## What needs to be done
Extract the listing from its first line through the line containing "book-logo-icon xyxy=(465,284,511,319)", both ends included, and reproduce those lines without any change.

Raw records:

====

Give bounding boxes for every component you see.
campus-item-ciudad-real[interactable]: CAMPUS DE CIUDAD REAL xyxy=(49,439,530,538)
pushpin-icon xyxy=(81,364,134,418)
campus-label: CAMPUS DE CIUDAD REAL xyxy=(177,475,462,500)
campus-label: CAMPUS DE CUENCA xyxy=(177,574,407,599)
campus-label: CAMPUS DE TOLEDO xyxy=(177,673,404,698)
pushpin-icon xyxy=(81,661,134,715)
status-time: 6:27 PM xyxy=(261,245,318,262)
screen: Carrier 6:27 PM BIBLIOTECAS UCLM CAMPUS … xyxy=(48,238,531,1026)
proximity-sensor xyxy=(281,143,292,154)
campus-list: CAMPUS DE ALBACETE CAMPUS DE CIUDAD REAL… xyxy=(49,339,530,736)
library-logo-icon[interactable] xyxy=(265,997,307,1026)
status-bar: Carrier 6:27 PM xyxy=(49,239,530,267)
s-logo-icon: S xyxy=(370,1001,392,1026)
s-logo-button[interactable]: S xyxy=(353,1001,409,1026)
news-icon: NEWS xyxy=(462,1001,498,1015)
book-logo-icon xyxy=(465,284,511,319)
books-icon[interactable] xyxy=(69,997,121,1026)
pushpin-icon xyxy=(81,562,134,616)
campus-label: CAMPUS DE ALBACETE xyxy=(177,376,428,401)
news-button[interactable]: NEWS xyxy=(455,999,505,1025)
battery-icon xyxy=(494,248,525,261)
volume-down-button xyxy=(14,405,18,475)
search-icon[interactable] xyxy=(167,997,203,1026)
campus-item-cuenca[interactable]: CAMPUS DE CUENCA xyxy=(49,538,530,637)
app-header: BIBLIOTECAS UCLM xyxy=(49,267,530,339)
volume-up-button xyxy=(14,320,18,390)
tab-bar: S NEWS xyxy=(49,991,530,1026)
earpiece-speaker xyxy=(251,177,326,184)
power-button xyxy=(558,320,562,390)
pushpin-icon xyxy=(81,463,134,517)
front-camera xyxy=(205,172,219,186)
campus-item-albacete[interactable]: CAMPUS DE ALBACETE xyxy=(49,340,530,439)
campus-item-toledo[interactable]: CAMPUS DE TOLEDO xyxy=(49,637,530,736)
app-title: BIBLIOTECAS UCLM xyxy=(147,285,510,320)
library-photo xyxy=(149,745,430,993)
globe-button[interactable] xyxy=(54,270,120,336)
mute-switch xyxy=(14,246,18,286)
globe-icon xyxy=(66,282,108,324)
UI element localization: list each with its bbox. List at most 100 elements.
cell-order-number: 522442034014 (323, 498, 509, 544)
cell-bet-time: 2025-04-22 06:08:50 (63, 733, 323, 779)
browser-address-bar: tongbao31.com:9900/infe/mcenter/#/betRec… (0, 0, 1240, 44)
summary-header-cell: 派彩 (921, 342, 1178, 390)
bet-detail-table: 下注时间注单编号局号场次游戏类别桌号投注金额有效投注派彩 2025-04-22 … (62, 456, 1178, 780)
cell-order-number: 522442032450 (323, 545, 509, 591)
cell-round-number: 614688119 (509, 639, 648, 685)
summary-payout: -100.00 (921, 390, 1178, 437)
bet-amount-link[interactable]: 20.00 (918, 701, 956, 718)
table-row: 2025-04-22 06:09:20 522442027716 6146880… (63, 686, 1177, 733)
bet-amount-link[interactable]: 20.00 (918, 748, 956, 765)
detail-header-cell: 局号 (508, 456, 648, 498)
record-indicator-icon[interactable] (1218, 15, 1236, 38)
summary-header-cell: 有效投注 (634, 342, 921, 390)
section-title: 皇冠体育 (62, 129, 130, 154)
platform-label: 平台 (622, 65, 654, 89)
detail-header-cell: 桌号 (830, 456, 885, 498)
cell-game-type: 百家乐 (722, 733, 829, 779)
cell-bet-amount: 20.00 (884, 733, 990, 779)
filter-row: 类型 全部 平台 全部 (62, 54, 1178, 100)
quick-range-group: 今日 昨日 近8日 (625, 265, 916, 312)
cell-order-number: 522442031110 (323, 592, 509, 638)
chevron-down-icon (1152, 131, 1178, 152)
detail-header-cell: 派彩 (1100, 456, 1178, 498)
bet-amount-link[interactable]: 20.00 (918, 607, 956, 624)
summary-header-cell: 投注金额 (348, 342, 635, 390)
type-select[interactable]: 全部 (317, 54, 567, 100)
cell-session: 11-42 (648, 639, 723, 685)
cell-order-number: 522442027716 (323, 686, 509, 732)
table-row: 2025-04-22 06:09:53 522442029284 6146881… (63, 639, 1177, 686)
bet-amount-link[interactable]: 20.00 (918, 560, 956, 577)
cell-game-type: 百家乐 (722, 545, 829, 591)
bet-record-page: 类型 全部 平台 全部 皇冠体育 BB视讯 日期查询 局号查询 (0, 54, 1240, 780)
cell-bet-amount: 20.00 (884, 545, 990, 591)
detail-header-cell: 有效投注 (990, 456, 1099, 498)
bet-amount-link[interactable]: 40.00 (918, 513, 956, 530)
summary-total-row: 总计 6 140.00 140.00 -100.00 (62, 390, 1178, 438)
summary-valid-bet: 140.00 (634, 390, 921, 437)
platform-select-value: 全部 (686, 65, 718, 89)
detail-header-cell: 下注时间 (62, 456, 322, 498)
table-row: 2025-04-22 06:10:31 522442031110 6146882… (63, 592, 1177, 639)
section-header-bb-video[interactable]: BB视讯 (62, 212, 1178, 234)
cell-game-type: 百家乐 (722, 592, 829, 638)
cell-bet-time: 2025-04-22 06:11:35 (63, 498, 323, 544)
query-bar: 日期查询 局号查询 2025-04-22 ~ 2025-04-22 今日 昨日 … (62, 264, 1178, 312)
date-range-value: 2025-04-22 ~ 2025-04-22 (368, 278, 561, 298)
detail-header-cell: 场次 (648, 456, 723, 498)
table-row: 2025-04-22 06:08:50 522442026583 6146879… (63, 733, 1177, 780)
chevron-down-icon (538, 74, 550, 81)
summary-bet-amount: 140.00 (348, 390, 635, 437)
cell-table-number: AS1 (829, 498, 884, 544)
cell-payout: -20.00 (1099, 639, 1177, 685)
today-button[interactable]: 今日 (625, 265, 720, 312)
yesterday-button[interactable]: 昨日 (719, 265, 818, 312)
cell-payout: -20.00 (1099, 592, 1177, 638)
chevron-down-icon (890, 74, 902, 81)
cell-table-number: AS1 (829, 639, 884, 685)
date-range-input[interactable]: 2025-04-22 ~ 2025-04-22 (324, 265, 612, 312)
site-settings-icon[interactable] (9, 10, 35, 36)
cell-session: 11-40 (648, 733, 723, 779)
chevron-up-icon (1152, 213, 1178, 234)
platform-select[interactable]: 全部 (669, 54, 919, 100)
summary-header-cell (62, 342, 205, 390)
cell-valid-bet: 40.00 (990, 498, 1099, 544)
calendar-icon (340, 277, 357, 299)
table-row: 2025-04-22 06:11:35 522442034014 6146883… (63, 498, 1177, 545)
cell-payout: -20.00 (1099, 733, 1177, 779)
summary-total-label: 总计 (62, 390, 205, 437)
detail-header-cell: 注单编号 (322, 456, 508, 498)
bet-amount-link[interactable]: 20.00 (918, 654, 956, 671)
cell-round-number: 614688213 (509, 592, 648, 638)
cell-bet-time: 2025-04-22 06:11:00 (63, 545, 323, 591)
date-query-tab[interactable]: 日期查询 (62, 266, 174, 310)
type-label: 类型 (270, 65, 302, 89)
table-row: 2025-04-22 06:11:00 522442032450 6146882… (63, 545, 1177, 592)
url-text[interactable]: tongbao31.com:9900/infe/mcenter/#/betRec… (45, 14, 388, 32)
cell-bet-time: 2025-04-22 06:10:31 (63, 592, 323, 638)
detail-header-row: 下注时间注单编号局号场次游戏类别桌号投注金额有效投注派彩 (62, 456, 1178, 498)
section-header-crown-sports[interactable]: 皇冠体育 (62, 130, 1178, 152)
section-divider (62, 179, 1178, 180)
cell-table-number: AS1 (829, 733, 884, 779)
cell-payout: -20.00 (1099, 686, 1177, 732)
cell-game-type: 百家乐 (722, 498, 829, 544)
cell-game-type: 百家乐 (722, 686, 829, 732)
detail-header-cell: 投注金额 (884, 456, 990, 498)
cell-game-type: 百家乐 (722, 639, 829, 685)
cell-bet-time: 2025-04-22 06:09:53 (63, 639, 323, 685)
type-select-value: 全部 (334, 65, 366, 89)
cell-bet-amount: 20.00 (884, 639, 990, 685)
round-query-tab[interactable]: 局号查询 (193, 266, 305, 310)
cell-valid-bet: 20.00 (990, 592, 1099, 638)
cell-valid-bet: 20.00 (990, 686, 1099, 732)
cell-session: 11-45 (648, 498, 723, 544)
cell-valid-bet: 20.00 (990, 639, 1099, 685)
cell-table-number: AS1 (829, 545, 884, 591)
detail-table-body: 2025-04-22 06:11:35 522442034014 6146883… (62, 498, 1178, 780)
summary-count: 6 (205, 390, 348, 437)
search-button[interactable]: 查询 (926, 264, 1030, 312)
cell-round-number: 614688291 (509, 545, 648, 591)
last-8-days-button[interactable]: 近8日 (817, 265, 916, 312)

====

## Expected answer
Give bounding boxes for every component you see.
campus-item-ciudad-real[interactable]: CAMPUS DE CIUDAD REAL xyxy=(49,439,530,538)
pushpin-icon xyxy=(81,364,134,418)
campus-label: CAMPUS DE CIUDAD REAL xyxy=(177,475,462,500)
campus-label: CAMPUS DE CUENCA xyxy=(177,574,407,599)
campus-label: CAMPUS DE TOLEDO xyxy=(177,673,404,698)
pushpin-icon xyxy=(81,661,134,715)
status-time: 6:27 PM xyxy=(261,245,318,262)
screen: Carrier 6:27 PM BIBLIOTECAS UCLM CAMPUS … xyxy=(48,238,531,1026)
proximity-sensor xyxy=(281,143,292,154)
campus-list: CAMPUS DE ALBACETE CAMPUS DE CIUDAD REAL… xyxy=(49,339,530,736)
library-logo-icon[interactable] xyxy=(265,997,307,1026)
status-bar: Carrier 6:27 PM xyxy=(49,239,530,267)
s-logo-icon: S xyxy=(370,1001,392,1026)
s-logo-button[interactable]: S xyxy=(353,1001,409,1026)
news-icon: NEWS xyxy=(462,1001,498,1015)
book-logo-icon xyxy=(465,284,511,319)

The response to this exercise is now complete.